GOAL: Transcribe the data below verbatim, from its first line through the line containing "contour-label-bg [335,434,392,453]".

STORED DATA:
* * * *

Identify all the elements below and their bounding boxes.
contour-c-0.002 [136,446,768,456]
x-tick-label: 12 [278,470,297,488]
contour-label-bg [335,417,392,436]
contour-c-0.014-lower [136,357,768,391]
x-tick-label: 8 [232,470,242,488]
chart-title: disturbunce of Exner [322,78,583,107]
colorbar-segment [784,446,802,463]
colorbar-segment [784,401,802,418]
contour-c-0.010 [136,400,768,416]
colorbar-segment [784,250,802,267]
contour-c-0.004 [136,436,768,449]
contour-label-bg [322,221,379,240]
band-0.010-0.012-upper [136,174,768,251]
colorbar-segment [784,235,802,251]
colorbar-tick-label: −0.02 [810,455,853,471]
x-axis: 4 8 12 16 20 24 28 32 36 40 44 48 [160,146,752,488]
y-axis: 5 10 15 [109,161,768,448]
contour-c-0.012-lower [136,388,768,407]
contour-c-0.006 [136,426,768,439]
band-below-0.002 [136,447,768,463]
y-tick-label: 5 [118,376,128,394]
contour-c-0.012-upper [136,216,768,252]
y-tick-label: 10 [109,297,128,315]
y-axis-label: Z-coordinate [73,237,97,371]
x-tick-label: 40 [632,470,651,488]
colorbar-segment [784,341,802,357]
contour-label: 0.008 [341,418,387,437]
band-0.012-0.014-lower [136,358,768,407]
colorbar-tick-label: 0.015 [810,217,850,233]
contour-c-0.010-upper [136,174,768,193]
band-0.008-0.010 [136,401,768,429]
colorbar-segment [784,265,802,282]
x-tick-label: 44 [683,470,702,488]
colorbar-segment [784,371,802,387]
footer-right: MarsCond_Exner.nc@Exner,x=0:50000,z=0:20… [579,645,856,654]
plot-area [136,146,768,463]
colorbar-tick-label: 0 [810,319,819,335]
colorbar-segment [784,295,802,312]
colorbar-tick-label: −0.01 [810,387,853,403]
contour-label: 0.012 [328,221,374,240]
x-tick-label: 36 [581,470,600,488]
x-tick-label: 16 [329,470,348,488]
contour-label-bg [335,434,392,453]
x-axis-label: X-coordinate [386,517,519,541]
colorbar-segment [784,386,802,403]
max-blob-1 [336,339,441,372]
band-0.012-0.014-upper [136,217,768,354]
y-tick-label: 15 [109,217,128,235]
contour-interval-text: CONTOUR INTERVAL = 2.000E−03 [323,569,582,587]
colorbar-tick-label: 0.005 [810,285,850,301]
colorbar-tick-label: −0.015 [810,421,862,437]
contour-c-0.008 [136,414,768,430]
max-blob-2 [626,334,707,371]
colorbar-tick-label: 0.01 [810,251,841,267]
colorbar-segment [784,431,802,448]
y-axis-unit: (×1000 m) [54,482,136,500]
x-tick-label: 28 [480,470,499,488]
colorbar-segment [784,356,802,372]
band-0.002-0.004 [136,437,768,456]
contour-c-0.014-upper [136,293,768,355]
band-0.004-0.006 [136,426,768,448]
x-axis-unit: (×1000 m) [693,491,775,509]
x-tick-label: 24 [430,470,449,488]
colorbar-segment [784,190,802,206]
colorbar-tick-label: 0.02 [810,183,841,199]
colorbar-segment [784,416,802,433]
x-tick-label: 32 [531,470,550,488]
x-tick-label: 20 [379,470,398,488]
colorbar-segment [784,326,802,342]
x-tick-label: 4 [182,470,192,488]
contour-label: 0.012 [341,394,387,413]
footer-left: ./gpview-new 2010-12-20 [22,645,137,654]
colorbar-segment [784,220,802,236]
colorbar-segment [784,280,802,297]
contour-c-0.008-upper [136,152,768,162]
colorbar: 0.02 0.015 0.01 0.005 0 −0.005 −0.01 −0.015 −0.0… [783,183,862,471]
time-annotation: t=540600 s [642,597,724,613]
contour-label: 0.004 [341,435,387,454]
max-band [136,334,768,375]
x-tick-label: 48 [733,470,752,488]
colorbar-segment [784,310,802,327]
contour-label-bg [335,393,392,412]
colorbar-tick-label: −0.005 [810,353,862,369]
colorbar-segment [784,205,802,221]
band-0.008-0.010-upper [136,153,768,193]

* * * *

EXERCISE RESULT:
Identify all the elements below and their bounding boxes.
contour-c-0.002 [136,446,768,456]
x-tick-label: 12 [278,470,297,488]
contour-label-bg [335,417,392,436]
contour-c-0.014-lower [136,357,768,391]
x-tick-label: 8 [232,470,242,488]
chart-title: disturbunce of Exner [322,78,583,107]
colorbar-segment [784,446,802,463]
colorbar-segment [784,401,802,418]
contour-c-0.010 [136,400,768,416]
colorbar-segment [784,250,802,267]
contour-c-0.004 [136,436,768,449]
contour-label-bg [322,221,379,240]
band-0.010-0.012-upper [136,174,768,251]
colorbar-segment [784,235,802,251]
colorbar-tick-label: −0.02 [810,455,853,471]
x-axis: 4 8 12 16 20 24 28 32 36 40 44 48 [160,146,752,488]
y-axis: 5 10 15 [109,161,768,448]
contour-c-0.012-lower [136,388,768,407]
contour-c-0.006 [136,426,768,439]
band-below-0.002 [136,447,768,463]
y-tick-label: 5 [118,376,128,394]
contour-c-0.012-upper [136,216,768,252]
y-tick-label: 10 [109,297,128,315]
y-axis-label: Z-coordinate [73,237,97,371]
x-tick-label: 40 [632,470,651,488]
colorbar-segment [784,341,802,357]
contour-label: 0.008 [341,418,387,437]
band-0.012-0.014-lower [136,358,768,407]
colorbar-tick-label: 0.015 [810,217,850,233]
contour-c-0.010-upper [136,174,768,193]
band-0.008-0.010 [136,401,768,429]
colorbar-segment [784,265,802,282]
x-tick-label: 44 [683,470,702,488]
colorbar-segment [784,371,802,387]
footer-right: MarsCond_Exner.nc@Exner,x=0:50000,z=0:20… [579,645,856,654]
plot-area [136,146,768,463]
colorbar-tick-label: 0 [810,319,819,335]
colorbar-segment [784,295,802,312]
colorbar-tick-label: −0.01 [810,387,853,403]
contour-label: 0.012 [328,221,374,240]
x-tick-label: 36 [581,470,600,488]
x-tick-label: 16 [329,470,348,488]
contour-label-bg [335,434,392,453]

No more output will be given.